Stored items from a collection
==============================

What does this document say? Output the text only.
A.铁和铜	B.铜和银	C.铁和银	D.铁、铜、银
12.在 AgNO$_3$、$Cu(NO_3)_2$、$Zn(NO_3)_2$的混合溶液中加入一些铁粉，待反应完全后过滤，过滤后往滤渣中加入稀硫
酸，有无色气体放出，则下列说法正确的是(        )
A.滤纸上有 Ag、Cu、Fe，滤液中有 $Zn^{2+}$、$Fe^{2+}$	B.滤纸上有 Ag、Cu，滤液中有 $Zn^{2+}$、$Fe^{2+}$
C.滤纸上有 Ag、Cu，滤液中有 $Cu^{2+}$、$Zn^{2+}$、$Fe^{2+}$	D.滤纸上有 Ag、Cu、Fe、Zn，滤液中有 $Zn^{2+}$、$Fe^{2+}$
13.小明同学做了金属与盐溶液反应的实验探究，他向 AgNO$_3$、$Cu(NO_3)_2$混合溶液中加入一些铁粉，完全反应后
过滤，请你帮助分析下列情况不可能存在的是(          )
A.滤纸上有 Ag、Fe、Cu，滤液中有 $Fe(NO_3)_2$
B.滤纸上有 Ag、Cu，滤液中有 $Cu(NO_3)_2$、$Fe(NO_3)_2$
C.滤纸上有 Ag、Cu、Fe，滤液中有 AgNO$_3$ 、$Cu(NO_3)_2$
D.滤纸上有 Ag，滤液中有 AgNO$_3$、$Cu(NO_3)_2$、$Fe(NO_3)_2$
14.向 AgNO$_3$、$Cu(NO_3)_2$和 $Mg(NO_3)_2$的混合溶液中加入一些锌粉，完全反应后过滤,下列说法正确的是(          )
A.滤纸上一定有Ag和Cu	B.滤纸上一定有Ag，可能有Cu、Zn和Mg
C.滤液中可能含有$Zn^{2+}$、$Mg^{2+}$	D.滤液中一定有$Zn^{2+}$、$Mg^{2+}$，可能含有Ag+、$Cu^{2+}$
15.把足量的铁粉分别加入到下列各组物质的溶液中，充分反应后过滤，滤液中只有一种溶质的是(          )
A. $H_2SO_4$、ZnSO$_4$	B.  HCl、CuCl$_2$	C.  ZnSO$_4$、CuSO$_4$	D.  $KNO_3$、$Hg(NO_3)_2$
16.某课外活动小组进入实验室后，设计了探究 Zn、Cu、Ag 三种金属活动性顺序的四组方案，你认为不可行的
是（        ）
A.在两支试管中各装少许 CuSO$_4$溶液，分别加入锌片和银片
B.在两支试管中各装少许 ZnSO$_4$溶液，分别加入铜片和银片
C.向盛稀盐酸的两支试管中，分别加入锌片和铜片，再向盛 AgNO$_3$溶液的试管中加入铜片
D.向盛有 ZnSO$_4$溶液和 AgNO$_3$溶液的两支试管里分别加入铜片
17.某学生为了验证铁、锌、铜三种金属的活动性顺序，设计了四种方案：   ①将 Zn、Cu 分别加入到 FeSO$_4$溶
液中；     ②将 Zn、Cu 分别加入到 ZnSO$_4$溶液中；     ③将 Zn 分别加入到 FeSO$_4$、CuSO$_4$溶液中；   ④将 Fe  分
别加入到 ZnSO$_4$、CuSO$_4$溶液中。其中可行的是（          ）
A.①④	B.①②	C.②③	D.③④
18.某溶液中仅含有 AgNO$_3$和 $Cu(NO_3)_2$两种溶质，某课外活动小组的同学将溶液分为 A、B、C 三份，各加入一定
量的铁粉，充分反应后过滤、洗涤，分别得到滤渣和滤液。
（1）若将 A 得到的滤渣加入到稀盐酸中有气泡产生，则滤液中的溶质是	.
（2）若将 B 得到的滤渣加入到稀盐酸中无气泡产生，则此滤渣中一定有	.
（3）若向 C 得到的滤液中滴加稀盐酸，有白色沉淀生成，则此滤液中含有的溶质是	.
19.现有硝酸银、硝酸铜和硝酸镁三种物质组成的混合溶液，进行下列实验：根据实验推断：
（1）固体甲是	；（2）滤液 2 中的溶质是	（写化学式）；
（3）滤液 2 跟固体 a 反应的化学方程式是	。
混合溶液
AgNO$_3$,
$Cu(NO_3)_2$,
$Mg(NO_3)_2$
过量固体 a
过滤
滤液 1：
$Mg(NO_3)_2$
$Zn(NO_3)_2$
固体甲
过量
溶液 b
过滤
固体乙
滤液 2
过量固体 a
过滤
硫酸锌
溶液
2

==============================

Transcribe all lines as written.

What does this document say? Output the text only.
A.铁和铜	B.铜和银	C.铁和银	D.铁、铜、银
12.在 AgNO$_3$、$Cu(NO_3)_2$、$Zn(NO_3)_2$的混合溶液中加入一些铁粉，待反应完全后过滤，过滤后往滤渣中加入稀硫
酸，有无色气体放出，则下列说法正确的是(        )
A.滤纸上有 Ag、Cu、Fe，滤液中有 $Zn^{2+}$、$Fe^{2+}$	B.滤纸上有 Ag、Cu，滤液中有 $Zn^{2+}$、$Fe^{2+}$
C.滤纸上有 Ag、Cu，滤液中有 $Cu^{2+}$、$Zn^{2+}$、$Fe^{2+}$	D.滤纸上有 Ag、Cu、Fe、Zn，滤液中有 $Zn^{2+}$、$Fe^{2+}$
13.小明同学做了金属与盐溶液反应的实验探究，他向 AgNO$_3$、$Cu(NO_3)_2$混合溶液中加入一些铁粉，完全反应后
过滤，请你帮助分析下列情况不可能存在的是(          )
A.滤纸上有 Ag、Fe、Cu，滤液中有 $Fe(NO_3)_2$
B.滤纸上有 Ag、Cu，滤液中有 $Cu(NO_3)_2$、$Fe(NO_3)_2$
C.滤纸上有 Ag、Cu、Fe，滤液中有 AgNO$_3$ 、$Cu(NO_3)_2$
D.滤纸上有 Ag，滤液中有 AgNO$_3$、$Cu(NO_3)_2$、$Fe(NO_3)_2$
14.向 AgNO$_3$、$Cu(NO_3)_2$和 $Mg(NO_3)_2$的混合溶液中加入一些锌粉，完全反应后过滤,下列说法正确的是(          )
A.滤纸上一定有Ag和Cu	B.滤纸上一定有Ag，可能有Cu、Zn和Mg
C.滤液中可能含有$Zn^{2+}$、$Mg^{2+}$	D.滤液中一定有$Zn^{2+}$、$Mg^{2+}$，可能含有Ag+、$Cu^{2+}$
15.把足量的铁粉分别加入到下列各组物质的溶液中，充分反应后过滤，滤液中只有一种溶质的是(          )
A. $H_2SO_4$、ZnSO$_4$	B.  HCl、CuCl$_2$	C.  ZnSO$_4$、CuSO$_4$	D.  $KNO_3$、$Hg(NO_3)_2$
16.某课外活动小组进入实验室后，设计了探究 Zn、Cu、Ag 三种金属活动性顺序的四组方案，你认为不可行的
是（        ）
A.在两支试管中各装少许 CuSO$_4$溶液，分别加入锌片和银片
B.在两支试管中各装少许 ZnSO$_4$溶液，分别加入铜片和银片
C.向盛稀盐酸的两支试管中，分别加入锌片和铜片，再向盛 AgNO$_3$溶液的试管中加入铜片
D.向盛有 ZnSO$_4$溶液和 AgNO$_3$溶液的两支试管里分别加入铜片
17.某学生为了验证铁、锌、铜三种金属的活动性顺序，设计了四种方案：   ①将 Zn、Cu 分别加入到 FeSO$_4$溶
液中；     ②将 Zn、Cu 分别加入到 ZnSO$_4$溶液中；     ③将 Zn 分别加入到 FeSO$_4$、CuSO$_4$溶液中；   ④将 Fe  分
别加入到 ZnSO$_4$、CuSO$_4$溶液中。其中可行的是（          ）
A.①④	B.①②	C.②③	D.③④
18.某溶液中仅含有 AgNO$_3$和 $Cu(NO_3)_2$两种溶质，某课外活动小组的同学将溶液分为 A、B、C 三份，各加入一定
量的铁粉，充分反应后过滤、洗涤，分别得到滤渣和滤液。
（1）若将 A 得到的滤渣加入到稀盐酸中有气泡产生，则滤液中的溶质是	.
（2）若将 B 得到的滤渣加入到稀盐酸中无气泡产生，则此滤渣中一定有	.
（3）若向 C 得到的滤液中滴加稀盐酸，有白色沉淀生成，则此滤液中含有的溶质是	.
19.现有硝酸银、硝酸铜和硝酸镁三种物质组成的混合溶液，进行下列实验：根据实验推断：
（1）固体甲是	；（2）滤液 2 中的溶质是	（写化学式）；
（3）滤液 2 跟固体 a 反应的化学方程式是	。
混合溶液
AgNO$_3$,
$Cu(NO_3)_2$,
$Mg(NO_3)_2$
过量固体 a
过滤
滤液 1：
$Mg(NO_3)_2$
$Zn(NO_3)_2$
固体甲
过量
溶液 b
过滤
固体乙
滤液 2
过量固体 a
过滤
硫酸锌
溶液
2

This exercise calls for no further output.